§ Task statement: Among the lines listed below, count those that include the string "Сколько", and state only the count.

§ Records to use:
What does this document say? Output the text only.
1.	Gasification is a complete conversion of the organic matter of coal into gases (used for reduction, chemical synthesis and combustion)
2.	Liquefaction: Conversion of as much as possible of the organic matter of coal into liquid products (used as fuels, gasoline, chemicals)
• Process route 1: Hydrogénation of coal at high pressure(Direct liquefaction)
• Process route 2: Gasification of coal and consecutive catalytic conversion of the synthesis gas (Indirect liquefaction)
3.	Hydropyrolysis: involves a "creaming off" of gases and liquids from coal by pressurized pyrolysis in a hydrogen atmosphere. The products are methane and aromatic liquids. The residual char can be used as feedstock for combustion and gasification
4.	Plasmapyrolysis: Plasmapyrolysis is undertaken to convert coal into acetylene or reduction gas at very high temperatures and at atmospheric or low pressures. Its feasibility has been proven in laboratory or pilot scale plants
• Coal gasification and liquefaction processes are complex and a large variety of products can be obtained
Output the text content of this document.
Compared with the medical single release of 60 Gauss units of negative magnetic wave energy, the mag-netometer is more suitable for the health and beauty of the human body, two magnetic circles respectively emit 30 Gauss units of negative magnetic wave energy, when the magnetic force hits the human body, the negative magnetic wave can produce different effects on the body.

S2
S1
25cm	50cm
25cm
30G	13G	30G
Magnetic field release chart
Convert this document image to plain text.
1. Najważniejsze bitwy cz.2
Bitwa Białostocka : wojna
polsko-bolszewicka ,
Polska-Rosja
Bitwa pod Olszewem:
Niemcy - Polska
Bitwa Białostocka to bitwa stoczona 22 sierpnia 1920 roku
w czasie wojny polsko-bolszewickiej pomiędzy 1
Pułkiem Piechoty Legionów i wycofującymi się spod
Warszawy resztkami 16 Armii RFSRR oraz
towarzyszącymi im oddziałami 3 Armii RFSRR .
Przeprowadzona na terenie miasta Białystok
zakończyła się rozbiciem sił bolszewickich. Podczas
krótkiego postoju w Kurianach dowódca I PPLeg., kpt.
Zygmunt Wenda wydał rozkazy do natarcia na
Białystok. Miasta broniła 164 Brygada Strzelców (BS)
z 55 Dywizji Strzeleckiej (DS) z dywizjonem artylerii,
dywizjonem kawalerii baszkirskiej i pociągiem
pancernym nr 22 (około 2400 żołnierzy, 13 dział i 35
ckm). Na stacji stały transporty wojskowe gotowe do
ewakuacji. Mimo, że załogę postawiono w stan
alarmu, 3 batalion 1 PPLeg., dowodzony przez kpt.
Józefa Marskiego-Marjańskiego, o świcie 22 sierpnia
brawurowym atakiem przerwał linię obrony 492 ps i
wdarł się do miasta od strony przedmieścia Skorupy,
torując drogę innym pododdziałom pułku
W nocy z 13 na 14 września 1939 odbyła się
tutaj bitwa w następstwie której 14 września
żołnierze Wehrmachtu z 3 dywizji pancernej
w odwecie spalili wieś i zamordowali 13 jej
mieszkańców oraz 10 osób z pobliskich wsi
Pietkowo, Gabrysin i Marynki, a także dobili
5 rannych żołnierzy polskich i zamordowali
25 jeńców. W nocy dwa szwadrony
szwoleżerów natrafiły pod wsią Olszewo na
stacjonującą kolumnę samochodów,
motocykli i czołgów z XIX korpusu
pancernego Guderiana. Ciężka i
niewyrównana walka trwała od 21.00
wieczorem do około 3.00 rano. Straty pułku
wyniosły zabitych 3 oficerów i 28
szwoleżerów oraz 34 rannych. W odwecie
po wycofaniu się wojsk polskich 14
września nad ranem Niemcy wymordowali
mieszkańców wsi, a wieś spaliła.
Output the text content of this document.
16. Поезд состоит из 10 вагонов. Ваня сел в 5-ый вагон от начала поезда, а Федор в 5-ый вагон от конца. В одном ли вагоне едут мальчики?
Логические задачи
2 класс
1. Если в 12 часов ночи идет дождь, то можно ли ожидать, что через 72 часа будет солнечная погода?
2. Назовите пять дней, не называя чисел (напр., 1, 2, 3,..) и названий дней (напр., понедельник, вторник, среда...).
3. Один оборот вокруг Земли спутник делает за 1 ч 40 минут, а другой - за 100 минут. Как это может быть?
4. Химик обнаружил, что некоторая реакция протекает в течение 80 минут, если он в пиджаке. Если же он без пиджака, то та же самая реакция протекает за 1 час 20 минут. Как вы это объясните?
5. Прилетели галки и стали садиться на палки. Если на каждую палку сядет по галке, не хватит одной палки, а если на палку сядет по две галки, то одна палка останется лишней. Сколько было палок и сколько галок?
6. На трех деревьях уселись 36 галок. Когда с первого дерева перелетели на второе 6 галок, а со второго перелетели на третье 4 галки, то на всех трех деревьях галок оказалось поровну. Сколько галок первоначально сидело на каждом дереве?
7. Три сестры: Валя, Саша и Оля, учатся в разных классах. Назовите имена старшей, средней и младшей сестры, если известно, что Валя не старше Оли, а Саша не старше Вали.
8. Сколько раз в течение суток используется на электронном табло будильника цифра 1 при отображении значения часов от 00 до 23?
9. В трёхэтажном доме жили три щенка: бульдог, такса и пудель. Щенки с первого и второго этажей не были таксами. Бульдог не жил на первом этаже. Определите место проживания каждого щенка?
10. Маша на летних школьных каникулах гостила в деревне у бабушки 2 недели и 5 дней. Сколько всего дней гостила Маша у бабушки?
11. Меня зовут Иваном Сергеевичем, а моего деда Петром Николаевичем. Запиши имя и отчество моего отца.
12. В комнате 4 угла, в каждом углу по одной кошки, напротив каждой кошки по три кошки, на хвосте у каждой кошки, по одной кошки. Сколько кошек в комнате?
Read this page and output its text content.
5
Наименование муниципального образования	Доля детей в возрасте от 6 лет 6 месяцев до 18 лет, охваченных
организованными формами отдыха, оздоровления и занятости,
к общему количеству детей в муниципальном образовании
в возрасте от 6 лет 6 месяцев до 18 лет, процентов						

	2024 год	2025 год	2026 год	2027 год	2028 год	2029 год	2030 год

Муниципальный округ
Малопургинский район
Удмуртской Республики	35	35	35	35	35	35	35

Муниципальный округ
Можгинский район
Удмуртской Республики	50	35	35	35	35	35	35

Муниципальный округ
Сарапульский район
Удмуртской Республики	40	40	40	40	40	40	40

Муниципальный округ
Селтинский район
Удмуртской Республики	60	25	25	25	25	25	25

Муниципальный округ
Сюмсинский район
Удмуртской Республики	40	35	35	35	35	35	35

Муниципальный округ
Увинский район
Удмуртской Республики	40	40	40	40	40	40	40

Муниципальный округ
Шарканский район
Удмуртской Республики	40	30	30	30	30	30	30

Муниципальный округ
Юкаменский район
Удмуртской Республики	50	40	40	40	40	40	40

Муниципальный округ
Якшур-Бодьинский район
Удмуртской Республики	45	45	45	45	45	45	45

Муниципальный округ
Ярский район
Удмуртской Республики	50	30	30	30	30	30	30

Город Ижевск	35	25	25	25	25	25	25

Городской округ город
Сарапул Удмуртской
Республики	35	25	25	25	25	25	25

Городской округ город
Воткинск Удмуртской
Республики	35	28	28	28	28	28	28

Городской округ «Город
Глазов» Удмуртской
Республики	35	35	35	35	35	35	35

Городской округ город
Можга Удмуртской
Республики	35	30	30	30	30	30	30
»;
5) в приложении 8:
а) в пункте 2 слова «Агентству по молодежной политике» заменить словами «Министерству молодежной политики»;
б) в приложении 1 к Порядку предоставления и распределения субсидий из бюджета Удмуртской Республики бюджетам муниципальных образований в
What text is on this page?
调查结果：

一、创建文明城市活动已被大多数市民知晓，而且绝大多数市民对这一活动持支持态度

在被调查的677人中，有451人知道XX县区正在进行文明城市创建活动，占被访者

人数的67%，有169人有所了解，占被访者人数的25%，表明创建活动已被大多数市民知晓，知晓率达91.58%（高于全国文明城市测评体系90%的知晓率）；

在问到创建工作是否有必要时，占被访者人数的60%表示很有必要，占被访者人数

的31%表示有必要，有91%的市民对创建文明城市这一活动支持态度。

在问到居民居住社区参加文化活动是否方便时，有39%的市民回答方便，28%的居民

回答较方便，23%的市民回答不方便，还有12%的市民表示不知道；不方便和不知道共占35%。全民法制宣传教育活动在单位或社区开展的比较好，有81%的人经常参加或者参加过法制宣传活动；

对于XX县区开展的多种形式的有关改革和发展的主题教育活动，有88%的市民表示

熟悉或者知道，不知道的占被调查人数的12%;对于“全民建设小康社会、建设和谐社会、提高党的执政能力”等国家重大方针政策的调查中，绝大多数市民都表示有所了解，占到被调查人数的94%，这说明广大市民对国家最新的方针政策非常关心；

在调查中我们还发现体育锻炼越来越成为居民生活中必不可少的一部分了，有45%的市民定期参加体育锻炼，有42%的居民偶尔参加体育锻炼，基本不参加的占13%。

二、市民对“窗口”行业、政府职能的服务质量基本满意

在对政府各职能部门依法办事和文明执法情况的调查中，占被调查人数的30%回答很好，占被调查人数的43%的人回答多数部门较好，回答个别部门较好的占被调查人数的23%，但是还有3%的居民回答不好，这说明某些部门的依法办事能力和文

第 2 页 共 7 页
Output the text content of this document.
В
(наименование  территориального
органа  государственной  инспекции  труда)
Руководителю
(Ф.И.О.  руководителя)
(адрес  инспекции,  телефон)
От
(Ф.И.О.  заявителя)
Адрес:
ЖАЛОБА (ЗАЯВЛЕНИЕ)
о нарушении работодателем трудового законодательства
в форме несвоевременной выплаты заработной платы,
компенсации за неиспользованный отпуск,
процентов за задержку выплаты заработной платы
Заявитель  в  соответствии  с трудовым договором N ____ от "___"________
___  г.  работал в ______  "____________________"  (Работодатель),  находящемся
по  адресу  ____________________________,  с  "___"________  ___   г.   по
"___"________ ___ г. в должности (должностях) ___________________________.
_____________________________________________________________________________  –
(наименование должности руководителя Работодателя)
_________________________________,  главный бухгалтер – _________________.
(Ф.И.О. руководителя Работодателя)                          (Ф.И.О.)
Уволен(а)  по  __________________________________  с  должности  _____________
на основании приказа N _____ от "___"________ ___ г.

§ Solution to this exercise: 5